◆ DATA SHOWN:
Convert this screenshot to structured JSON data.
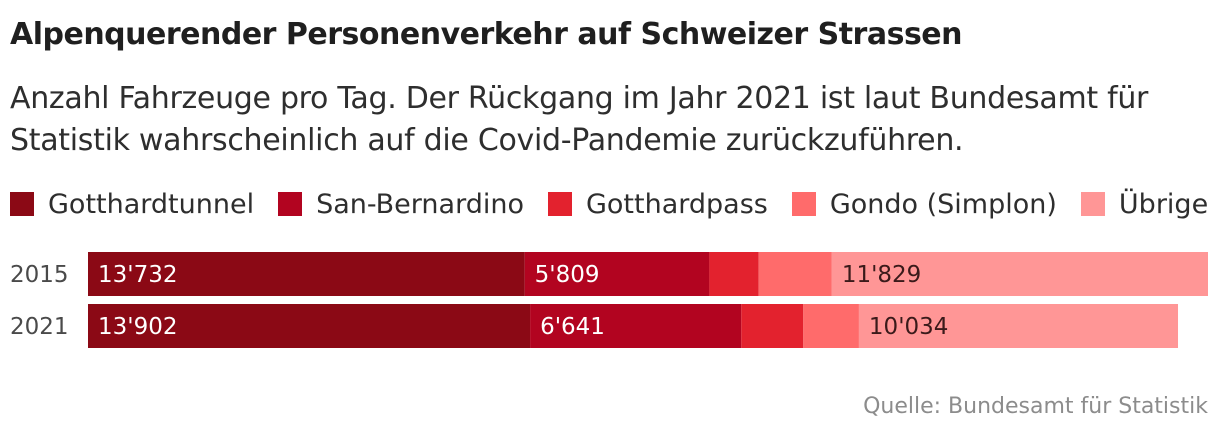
{
  "chart_data": {
    "type": "bar",
    "orientation": "horizontal",
    "stacked": true,
    "title": "Alpenquerender Personenverkehr auf Schweizer Strassen",
    "subtitle": "Anzahl Fahrzeuge pro Tag. Der Rückgang im Jahr 2021 ist laut Bundesamt für Statistik wahrscheinlich auf die Covid-Pandemie zurückzuführen.",
    "categories": [
      "2015",
      "2021"
    ],
    "series": [
      {
        "name": "Gotthardtunnel",
        "color": "#8b0915",
        "values": [
          13732,
          13902
        ],
        "labels": [
          "13'732",
          "13'902"
        ],
        "label_color": "#ffffff"
      },
      {
        "name": "San-Bernardino",
        "color": "#b20420",
        "values": [
          5809,
          6641
        ],
        "labels": [
          "5'809",
          "6'641"
        ],
        "label_color": "#ffffff"
      },
      {
        "name": "Gotthardpass",
        "color": "#e3222e",
        "values": [
          1550,
          1950
        ],
        "labels": [
          "",
          ""
        ],
        "label_color": "#ffffff"
      },
      {
        "name": "Gondo (Simplon)",
        "color": "#ff6b6b",
        "values": [
          2300,
          1750
        ],
        "labels": [
          "",
          ""
        ],
        "label_color": "#ffffff"
      },
      {
        "name": "Übrige",
        "color": "#ff9696",
        "values": [
          11829,
          10034
        ],
        "labels": [
          "11'829",
          "10'034"
        ],
        "label_color": "#3a1a1a"
      }
    ],
    "xlim": [
      0,
      35220
    ],
    "legend_position": "top",
    "grid": false,
    "source": "Quelle: Bundesamt für Statistik"
  }
}
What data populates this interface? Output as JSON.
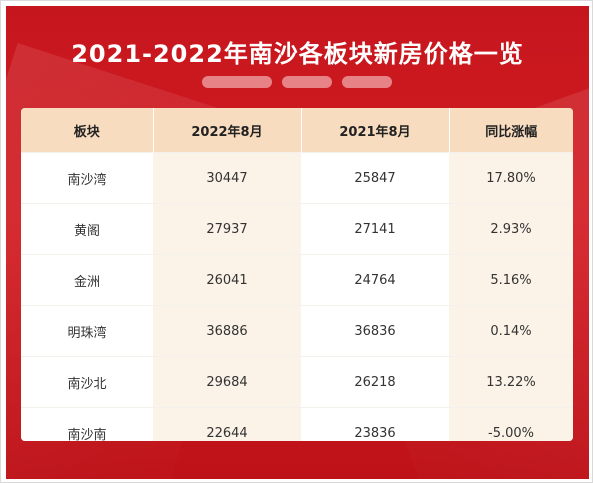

◆ STATED PROBLEM:
Return all lines containing the word "JSON".

◆ ANSWER FOR THIS EXERCISE:
Convert this screenshot to structured JSON data.
What data populates this interface? Output as JSON.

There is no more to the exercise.